**Data provided**
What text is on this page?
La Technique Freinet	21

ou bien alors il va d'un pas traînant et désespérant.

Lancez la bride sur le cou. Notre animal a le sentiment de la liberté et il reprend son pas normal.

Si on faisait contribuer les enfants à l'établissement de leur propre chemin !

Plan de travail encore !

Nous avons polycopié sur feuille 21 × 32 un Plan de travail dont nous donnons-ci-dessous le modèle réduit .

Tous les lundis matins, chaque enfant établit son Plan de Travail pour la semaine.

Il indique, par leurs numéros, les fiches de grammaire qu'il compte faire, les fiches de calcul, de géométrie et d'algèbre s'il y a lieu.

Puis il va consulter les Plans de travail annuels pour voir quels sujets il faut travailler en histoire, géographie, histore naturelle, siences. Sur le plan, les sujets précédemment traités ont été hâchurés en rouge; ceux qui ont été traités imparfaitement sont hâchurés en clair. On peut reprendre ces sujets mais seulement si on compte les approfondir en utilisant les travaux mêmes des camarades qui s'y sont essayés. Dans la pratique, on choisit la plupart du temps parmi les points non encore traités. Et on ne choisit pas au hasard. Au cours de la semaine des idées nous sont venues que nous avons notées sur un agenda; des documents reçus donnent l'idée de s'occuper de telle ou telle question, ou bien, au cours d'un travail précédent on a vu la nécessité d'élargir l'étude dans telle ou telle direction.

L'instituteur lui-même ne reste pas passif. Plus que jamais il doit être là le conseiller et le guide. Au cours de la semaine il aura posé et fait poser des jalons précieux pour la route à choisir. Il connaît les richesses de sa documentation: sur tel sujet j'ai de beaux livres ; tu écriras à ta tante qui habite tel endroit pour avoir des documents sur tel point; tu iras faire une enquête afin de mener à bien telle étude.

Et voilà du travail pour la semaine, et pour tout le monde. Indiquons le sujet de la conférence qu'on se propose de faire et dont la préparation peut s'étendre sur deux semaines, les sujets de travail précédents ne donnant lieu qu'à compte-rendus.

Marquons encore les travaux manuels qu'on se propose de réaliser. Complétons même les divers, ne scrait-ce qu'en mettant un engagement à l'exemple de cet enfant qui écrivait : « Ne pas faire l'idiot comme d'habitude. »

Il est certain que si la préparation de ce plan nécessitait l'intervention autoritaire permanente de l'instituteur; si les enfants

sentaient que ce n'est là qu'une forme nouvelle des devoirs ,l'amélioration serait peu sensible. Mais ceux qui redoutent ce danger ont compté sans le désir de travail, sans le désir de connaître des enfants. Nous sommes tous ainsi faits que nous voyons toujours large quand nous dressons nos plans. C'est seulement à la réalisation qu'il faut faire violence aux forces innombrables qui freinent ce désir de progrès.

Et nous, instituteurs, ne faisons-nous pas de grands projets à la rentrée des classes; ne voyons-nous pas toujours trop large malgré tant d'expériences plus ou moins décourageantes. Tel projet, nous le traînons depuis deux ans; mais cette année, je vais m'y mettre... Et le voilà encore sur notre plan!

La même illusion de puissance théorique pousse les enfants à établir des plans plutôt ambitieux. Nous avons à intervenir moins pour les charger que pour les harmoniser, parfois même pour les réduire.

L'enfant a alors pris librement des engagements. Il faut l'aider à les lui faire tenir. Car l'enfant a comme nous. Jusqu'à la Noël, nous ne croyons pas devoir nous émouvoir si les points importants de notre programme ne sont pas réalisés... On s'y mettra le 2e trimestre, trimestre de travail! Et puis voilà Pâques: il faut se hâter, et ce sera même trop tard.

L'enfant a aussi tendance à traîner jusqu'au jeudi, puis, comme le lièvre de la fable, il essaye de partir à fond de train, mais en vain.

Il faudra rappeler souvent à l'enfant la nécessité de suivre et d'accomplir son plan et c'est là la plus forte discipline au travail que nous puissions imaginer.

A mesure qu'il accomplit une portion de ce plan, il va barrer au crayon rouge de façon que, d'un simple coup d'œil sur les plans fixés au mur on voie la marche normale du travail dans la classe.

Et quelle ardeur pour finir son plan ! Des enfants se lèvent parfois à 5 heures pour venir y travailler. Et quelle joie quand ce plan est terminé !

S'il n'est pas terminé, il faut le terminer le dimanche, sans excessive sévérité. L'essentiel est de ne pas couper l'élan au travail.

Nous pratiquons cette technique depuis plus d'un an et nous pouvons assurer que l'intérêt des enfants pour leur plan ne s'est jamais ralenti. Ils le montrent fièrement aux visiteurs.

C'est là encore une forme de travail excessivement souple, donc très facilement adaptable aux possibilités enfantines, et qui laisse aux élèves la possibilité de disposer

**Task statement**
Restate the data above word for word.

**Answer to this problem**
What text is on this page?
La Technique Freinet	21

ou bien alors il va d'un pas traînant et désespérant.

Lancez la bride sur le cou. Notre animal a le sentiment de la liberté et il reprend son pas normal.

Si on faisait contribuer les enfants à l'établissement de leur propre chemin !

Plan de travail encore !

Nous avons polycopié sur feuille 21 × 32 un Plan de travail dont nous donnons-ci-dessous le modèle réduit .

Tous les lundis matins, chaque enfant établit son Plan de Travail pour la semaine.

Il indique, par leurs numéros, les fiches de grammaire qu'il compte faire, les fiches de calcul, de géométrie et d'algèbre s'il y a lieu.

Puis il va consulter les Plans de travail annuels pour voir quels sujets il faut travailler en histoire, géographie, histore naturelle, siences. Sur le plan, les sujets précédemment traités ont été hâchurés en rouge; ceux qui ont été traités imparfaitement sont hâchurés en clair. On peut reprendre ces sujets mais seulement si on compte les approfondir en utilisant les travaux mêmes des camarades qui s'y sont essayés. Dans la pratique, on choisit la plupart du temps parmi les points non encore traités. Et on ne choisit pas au hasard. Au cours de la semaine des idées nous sont venues que nous avons notées sur un agenda; des documents reçus donnent l'idée de s'occuper de telle ou telle question, ou bien, au cours d'un travail précédent on a vu la nécessité d'élargir l'étude dans telle ou telle direction.

L'instituteur lui-même ne reste pas passif. Plus que jamais il doit être là le conseiller et le guide. Au cours de la semaine il aura posé et fait poser des jalons précieux pour la route à choisir. Il connaît les richesses de sa documentation: sur tel sujet j'ai de beaux livres ; tu écriras à ta tante qui habite tel endroit pour avoir des documents sur tel point; tu iras faire une enquête afin de mener à bien telle étude.

Et voilà du travail pour la semaine, et pour tout le monde. Indiquons le sujet de la conférence qu'on se propose de faire et dont la préparation peut s'étendre sur deux semaines, les sujets de travail précédents ne donnant lieu qu'à compte-rendus.

Marquons encore les travaux manuels qu'on se propose de réaliser. Complétons même les divers, ne scrait-ce qu'en mettant un engagement à l'exemple de cet enfant qui écrivait : « Ne pas faire l'idiot comme d'habitude. »

Il est certain que si la préparation de ce plan nécessitait l'intervention autoritaire permanente de l'instituteur; si les enfants

sentaient que ce n'est là qu'une forme nouvelle des devoirs ,l'amélioration serait peu sensible. Mais ceux qui redoutent ce danger ont compté sans le désir de travail, sans le désir de connaître des enfants. Nous sommes tous ainsi faits que nous voyons toujours large quand nous dressons nos plans. C'est seulement à la réalisation qu'il faut faire violence aux forces innombrables qui freinent ce désir de progrès.

Et nous, instituteurs, ne faisons-nous pas de grands projets à la rentrée des classes; ne voyons-nous pas toujours trop large malgré tant d'expériences plus ou moins décourageantes. Tel projet, nous le traînons depuis deux ans; mais cette année, je vais m'y mettre... Et le voilà encore sur notre plan!

La même illusion de puissance théorique pousse les enfants à établir des plans plutôt ambitieux. Nous avons à intervenir moins pour les charger que pour les harmoniser, parfois même pour les réduire.

L'enfant a alors pris librement des engagements. Il faut l'aider à les lui faire tenir. Car l'enfant a comme nous. Jusqu'à la Noël, nous ne croyons pas devoir nous émouvoir si les points importants de notre programme ne sont pas réalisés... On s'y mettra le 2e trimestre, trimestre de travail! Et puis voilà Pâques: il faut se hâter, et ce sera même trop tard.

L'enfant a aussi tendance à traîner jusqu'au jeudi, puis, comme le lièvre de la fable, il essaye de partir à fond de train, mais en vain.

Il faudra rappeler souvent à l'enfant la nécessité de suivre et d'accomplir son plan et c'est là la plus forte discipline au travail que nous puissions imaginer.

A mesure qu'il accomplit une portion de ce plan, il va barrer au crayon rouge de façon que, d'un simple coup d'œil sur les plans fixés au mur on voie la marche normale du travail dans la classe.

Et quelle ardeur pour finir son plan ! Des enfants se lèvent parfois à 5 heures pour venir y travailler. Et quelle joie quand ce plan est terminé !

S'il n'est pas terminé, il faut le terminer le dimanche, sans excessive sévérité. L'essentiel est de ne pas couper l'élan au travail.

Nous pratiquons cette technique depuis plus d'un an et nous pouvons assurer que l'intérêt des enfants pour leur plan ne s'est jamais ralenti. Ils le montrent fièrement aux visiteurs.

C'est là encore une forme de travail excessivement souple, donc très facilement adaptable aux possibilités enfantines, et qui laisse aux élèves la possibilité de disposer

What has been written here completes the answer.